**EXERCISE TASK 1:** How many lines in the entries contain the string "locations"? Reply with only the number.

>> begin EXTRACTED TEXT

So yesterday I listened to a program on BBC4 about the quality of voices and how the vocal cords actually work and how each of us has a distinctive voice and why that is and how actors are able to use their voices to express character, etc. We were invited to go to the BBC4 web site and record our voices with an expert who would then describe us down to our underwear practically. Where else can one find such wonderful escapist radio fare?
I am not a Civil War fan, but I have just read three books about it: "March", a fictionalized account of the father of the Little Women; "The March" about Sherman's march through my childhood home state (He wasn't around then, but there was still evidence of his evil ways.); and a really, really bad book by Jim Lehrer, a novel about a corpse found at Antietam in the present day and how this Hardy Boy archaeologist figures out who he was and how he died. I don't know why I kept reading it. If it hadn't been written by Lehrer, it would never have been published. I am now reading "Burning Bright," Tracy Chevalier's last book which came out a while ago. She has a new one about a woman archaeologist of thew 19th century, which I bet is a lot better than the one Lehrer wrote. I'll get around to it in a few years, given the lag time I have with current books. Those first two books above about the Civil War were excellent and I wanted them to be longer. I want to read Barbara Kingsolver's latest, too. I have to read the large print books now, so I do have to wait for them.

>> end EXTRACTED TEXT
>> begin INPUT DATA

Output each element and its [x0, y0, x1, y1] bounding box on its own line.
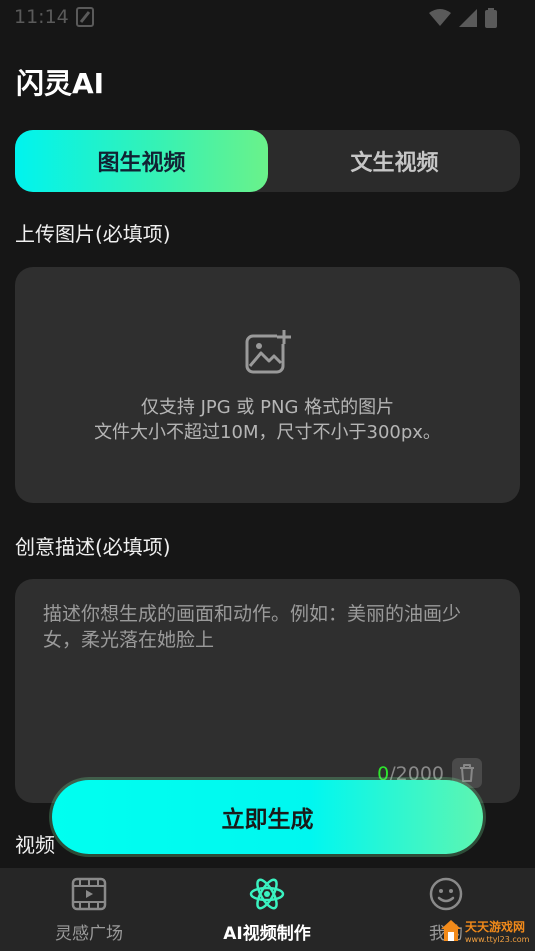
- battery-icon: [485, 8, 497, 28]
- atom-icon: [249, 878, 285, 910]
- description-input[interactable]: [43, 601, 493, 721]
- smiley-icon: [429, 877, 463, 911]
- status-bar: 11:14: [0, 0, 535, 36]
- description-section-label: 创意描述(必填项): [15, 535, 171, 559]
- app-title: 闪灵AI: [16, 67, 105, 100]
- video-section-label: 视频: [15, 833, 55, 857]
- tab-image-to-video[interactable]: 图生视频: [15, 130, 268, 192]
- description-box: 0/2000: [15, 579, 520, 803]
- watermark-house-icon: 天天游戏网 www.ttyl23.com: [441, 919, 530, 944]
- app-notification-icon: [76, 7, 94, 27]
- watermark-logo: 天天游戏网 www.ttyl23.com: [439, 915, 531, 945]
- generate-now-button[interactable]: 立即生成: [52, 780, 483, 854]
- mode-tabs: 图生视频 文生视频: [15, 130, 520, 192]
- nav-item-ai-video[interactable]: AI视频制作: [178, 868, 356, 951]
- film-icon: [71, 877, 107, 911]
- svg-text:天天游戏网: 天天游戏网: [465, 919, 525, 934]
- tab-text-to-video[interactable]: 文生视频: [268, 130, 521, 192]
- nav-label-inspiration: 灵感广场: [55, 924, 123, 944]
- upload-hint-format: 仅支持 JPG 或 PNG 格式的图片: [140, 397, 395, 418]
- svg-text:www.ttyl23.com: www.ttyl23.com: [465, 935, 530, 944]
- nav-item-inspiration[interactable]: 灵感广场: [0, 868, 178, 951]
- signal-icon: [459, 9, 477, 27]
- upload-section-label: 上传图片(必填项): [15, 222, 171, 246]
- status-time: 11:14: [14, 6, 69, 28]
- image-upload-area[interactable]: 仅支持 JPG 或 PNG 格式的图片 文件大小不超过10M，尺寸不小于300p…: [15, 267, 520, 503]
- status-icons: [429, 8, 497, 28]
- wifi-icon: [429, 9, 451, 26]
- add-image-icon: [245, 329, 292, 374]
- upload-hint-size: 文件大小不超过10M，尺寸不小于300px。: [94, 422, 441, 443]
- nav-label-ai-video: AI视频制作: [223, 924, 311, 944]
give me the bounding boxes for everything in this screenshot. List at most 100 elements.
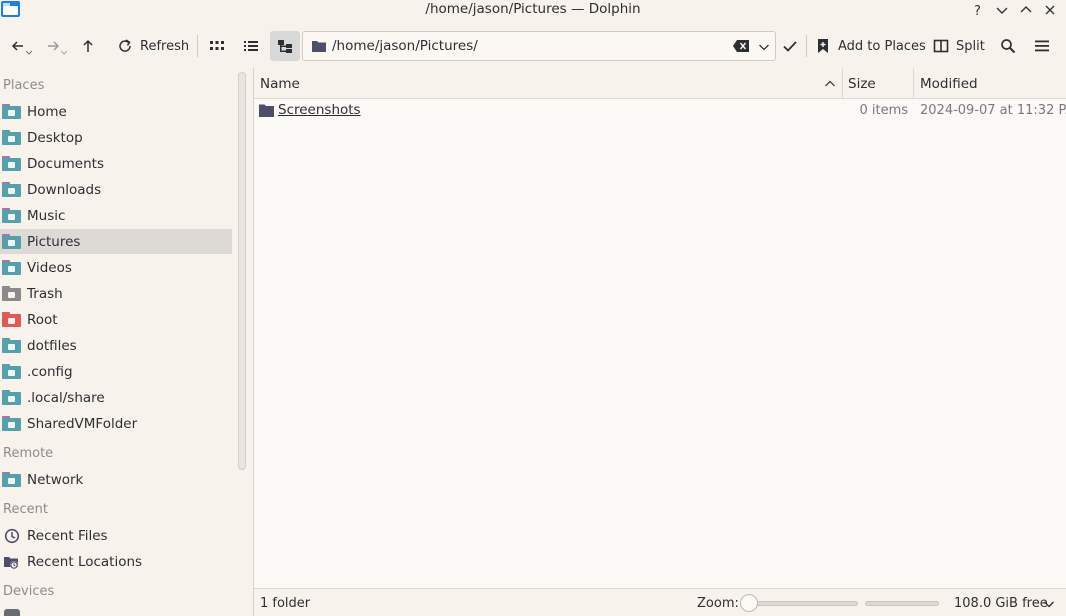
grid-icon (210, 41, 224, 50)
sidebar-item-trash[interactable]: Trash (0, 281, 232, 306)
root-folder-icon (2, 312, 21, 327)
compact-view-button[interactable] (243, 27, 259, 65)
svg-text:?: ? (974, 4, 981, 16)
hamburger-menu-button[interactable] (1034, 27, 1050, 65)
size-column-header[interactable]: Size (848, 68, 876, 99)
refresh-button[interactable]: Refresh (117, 27, 189, 65)
sidebar-item-dotfiles[interactable]: dotfiles (0, 333, 232, 358)
maximize-button[interactable] (1015, 0, 1037, 20)
file-view[interactable]: Name Size Modified Screenshots 0 items 2… (254, 68, 1066, 588)
title-bar: /home/jason/Pictures — Dolphin ? (0, 0, 1066, 20)
sidebar-item-downloads[interactable]: Downloads (0, 177, 232, 202)
free-space-label[interactable]: 108.0 GiB free (954, 596, 1048, 611)
trash-icon (2, 286, 21, 301)
network-folder-icon (2, 472, 21, 487)
sidebar-item-network[interactable]: Network (0, 467, 232, 492)
hamburger-icon (1035, 40, 1049, 52)
home-folder-icon (2, 104, 21, 119)
sidebar-item-videos[interactable]: Videos (0, 255, 232, 280)
add-to-places-label: Add to Places (838, 38, 926, 54)
folder-icon (2, 338, 21, 353)
minimize-button[interactable] (991, 0, 1013, 20)
recent-files-item[interactable]: Recent Files (0, 523, 232, 548)
folder-icon (2, 364, 21, 379)
sidebar-item-desktop[interactable]: Desktop (0, 125, 232, 150)
recent-files-label: Recent Files (27, 527, 108, 544)
drive-icon[interactable] (4, 609, 20, 616)
sidebar-item-label: Videos (27, 259, 72, 276)
sidebar-item-pictures[interactable]: Pictures (0, 229, 232, 254)
chevron-down-icon[interactable] (1043, 598, 1055, 610)
status-bar: 1 folder Zoom: 108.0 GiB free (254, 588, 1066, 616)
arrow-up-icon (83, 39, 93, 52)
sidebar-item-label: Home (27, 103, 67, 120)
split-button[interactable]: Split (933, 27, 985, 65)
places-section-heading: Places (3, 78, 45, 93)
arrow-left-icon (11, 41, 23, 51)
folder-icon (312, 41, 326, 52)
file-name[interactable]: Screenshots (278, 102, 361, 118)
sidebar-item-sharedvmfolder[interactable]: SharedVMFolder (0, 411, 232, 436)
bookmark-add-icon (818, 39, 828, 53)
arrow-right-icon (48, 41, 60, 51)
column-header: Name Size Modified (254, 68, 1066, 99)
toolbar-separator (806, 35, 807, 57)
recent-locations-icon (4, 556, 18, 569)
location-path[interactable]: /home/jason/Pictures/ (332, 38, 478, 54)
forward-button[interactable] (45, 27, 67, 65)
split-label: Split (956, 38, 985, 54)
devices-section-heading: Devices (3, 584, 55, 599)
name-column-header[interactable]: Name (260, 68, 300, 99)
folder-icon (259, 104, 274, 117)
recent-locations-item[interactable]: Recent Locations (0, 549, 232, 574)
pictures-folder-icon (2, 234, 21, 249)
file-row[interactable]: Screenshots 0 items 2024-09-07 at 11:32 … (254, 99, 1066, 123)
zoom-slider[interactable] (744, 601, 858, 606)
chevron-down-icon (61, 50, 67, 55)
tree-view-icon (278, 40, 292, 53)
help-icon[interactable]: ? (967, 0, 989, 20)
column-separator[interactable] (913, 68, 914, 99)
location-bar[interactable]: /home/jason/Pictures/ (302, 31, 776, 61)
search-button[interactable] (1000, 27, 1016, 65)
modified-column-header[interactable]: Modified (920, 68, 978, 99)
column-separator[interactable] (842, 68, 843, 99)
back-button[interactable] (10, 27, 32, 65)
clock-icon (4, 528, 20, 543)
sidebar-item-home[interactable]: Home (0, 99, 232, 124)
downloads-folder-icon (2, 182, 21, 197)
places-scrollbar[interactable] (238, 72, 246, 470)
details-view-button[interactable] (270, 31, 300, 61)
remote-section-heading: Remote (3, 446, 54, 461)
desktop-folder-icon (2, 130, 21, 145)
confirm-location-button[interactable] (782, 27, 798, 65)
up-button[interactable] (80, 27, 96, 65)
sidebar-item-label: .local/share (27, 389, 105, 406)
sidebar-item-label: Documents (27, 155, 104, 172)
music-folder-icon (2, 208, 21, 223)
icons-view-button[interactable] (209, 27, 225, 65)
chevron-down-icon[interactable] (758, 41, 770, 53)
sidebar-item-documents[interactable]: Documents (0, 151, 232, 176)
sidebar-item-label: Music (27, 207, 66, 224)
sidebar-item-music[interactable]: Music (0, 203, 232, 228)
sidebar-item-local-share[interactable]: .local/share (0, 385, 232, 410)
close-button[interactable] (1039, 0, 1061, 20)
sort-ascending-icon[interactable] (824, 78, 836, 90)
sidebar-item-config[interactable]: .config (0, 359, 232, 384)
window-title: /home/jason/Pictures — Dolphin (425, 1, 641, 17)
sidebar-item-label: Network (27, 471, 84, 488)
places-panel: Places Home Desktop Documents Downloads Musi… (0, 68, 233, 616)
folder-icon (2, 390, 21, 405)
search-icon (1001, 39, 1016, 54)
zoom-slider-handle[interactable] (740, 594, 758, 612)
item-count: 1 folder (260, 596, 311, 611)
recent-section-heading: Recent (3, 502, 48, 517)
sidebar-item-label: Downloads (27, 181, 102, 198)
add-to-places-button[interactable]: Add to Places (815, 27, 926, 65)
clear-text-icon[interactable] (733, 40, 749, 52)
sidebar-item-label: SharedVMFolder (27, 415, 138, 432)
folder-icon (2, 416, 21, 431)
split-view-icon (933, 39, 949, 53)
sidebar-item-root[interactable]: Root (0, 307, 232, 332)
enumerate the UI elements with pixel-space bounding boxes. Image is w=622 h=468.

>> end INPUT DATA

**EXERCISE TASK 2:** Copy word for word the part of the post about books and a radio program, starting with "So yesterday I" and going on through "escapist radio fare?".

**EXERCISE RESPONSE 1:** 2

**EXERCISE RESPONSE 2:**
So yesterday I listened to a program on BBC4 about the quality of voices and how the vocal cords actually work and how each of us has a distinctive voice and why that is and how actors are able to use their voices to express character, etc. We were invited to go to the BBC4 web site and record our voices with an expert who would then describe us down to our underwear practically. Where else can one find such wonderful escapist radio fare?